■ The exercise ■
Pictures do not belong in the copy; quote every entry below exactly.

#####

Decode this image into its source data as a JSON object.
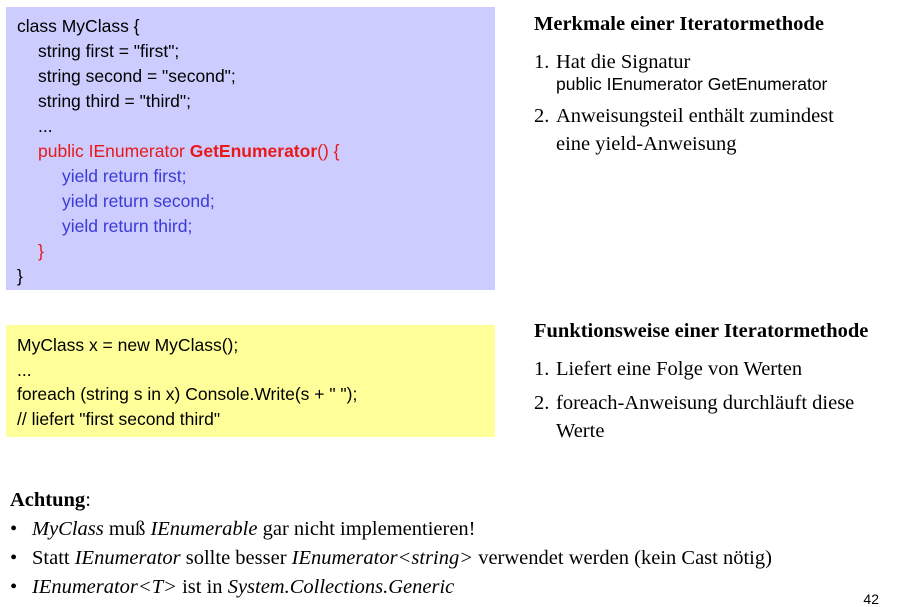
{
  "code_box_1": {
    "line1": "class MyClass {",
    "line2": "string first = \"first\";",
    "line3": "string second = \"second\";",
    "line4": "string third = \"third\";",
    "line5": "...",
    "line6_prefix": "public IEnumerator ",
    "line6_method": "GetEnumerator",
    "line6_suffix": "() {",
    "line7": "yield return first;",
    "line8": "yield return second;",
    "line9": "yield return third;",
    "line10": "}",
    "line11": "}"
  },
  "code_box_2": {
    "line1": "MyClass x = new MyClass();",
    "line2": "...",
    "line3": "foreach (string s in x) Console.Write(s + \" \");",
    "line4": "// liefert \"first second third\""
  },
  "features": {
    "heading": "Merkmale einer Iteratormethode",
    "item1_num": "1.",
    "item1_text": "Hat die Signatur",
    "item1_code": "public IEnumerator GetEnumerator",
    "item2_num": "2.",
    "item2_line1": "Anweisungsteil enthält zumindest",
    "item2_line2": "eine yield-Anweisung"
  },
  "function": {
    "heading": "Funktionsweise einer Iteratormethode",
    "item1_num": "1.",
    "item1_text": "Liefert eine Folge von Werten",
    "item2_num": "2.",
    "item2_line1": "foreach-Anweisung durchläuft diese",
    "item2_line2": "Werte"
  },
  "note": {
    "title": "Achtung",
    "colon": ":",
    "bullet": "•",
    "b1_em1": "MyClass",
    "b1_t1": " muß ",
    "b1_em2": "IEnumerable",
    "b1_t2": " gar nicht implementieren!",
    "b2_t1": "Statt ",
    "b2_em1": "IEnumerator",
    "b2_t2": " sollte besser ",
    "b2_em2": "IEnumerator<string>",
    "b2_t3": " verwendet werden (kein Cast nötig)",
    "b3_em1": "IEnumerator<T>",
    "b3_t1": " ist in ",
    "b3_em2": "System.Collections.Generic"
  },
  "page_number": "42"
}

#####

■ Task result ■
Decode this image into its source data as a JSON object.
{
  "code_box_1": {
    "line1": "class MyClass {",
    "line2": "string first = \"first\";",
    "line3": "string second = \"second\";",
    "line4": "string third = \"third\";",
    "line5": "...",
    "line6_prefix": "public IEnumerator ",
    "line6_method": "GetEnumerator",
    "line6_suffix": "() {",
    "line7": "yield return first;",
    "line8": "yield return second;",
    "line9": "yield return third;",
    "line10": "}",
    "line11": "}"
  },
  "code_box_2": {
    "line1": "MyClass x = new MyClass();",
    "line2": "...",
    "line3": "foreach (string s in x) Console.Write(s + \" \");",
    "line4": "// liefert \"first second third\""
  },
  "features": {
    "heading": "Merkmale einer Iteratormethode",
    "item1_num": "1.",
    "item1_text": "Hat die Signatur",
    "item1_code": "public IEnumerator GetEnumerator",
    "item2_num": "2.",
    "item2_line1": "Anweisungsteil enthält zumindest",
    "item2_line2": "eine yield-Anweisung"
  },
  "function": {
    "heading": "Funktionsweise einer Iteratormethode",
    "item1_num": "1.",
    "item1_text": "Liefert eine Folge von Werten",
    "item2_num": "2.",
    "item2_line1": "foreach-Anweisung durchläuft diese",
    "item2_line2": "Werte"
  },
  "note": {
    "title": "Achtung",
    "colon": ":",
    "bullet": "•",
    "b1_em1": "MyClass",
    "b1_t1": " muß ",
    "b1_em2": "IEnumerable",
    "b1_t2": " gar nicht implementieren!",
    "b2_t1": "Statt ",
    "b2_em1": "IEnumerator",
    "b2_t2": " sollte besser ",
    "b2_em2": "IEnumerator<string>",
    "b2_t3": " verwendet werden (kein Cast nötig)",
    "b3_em1": "IEnumerator<T>",
    "b3_t1": " ist in ",
    "b3_em2": "System.Collections.Generic"
  },
  "page_number": "42"
}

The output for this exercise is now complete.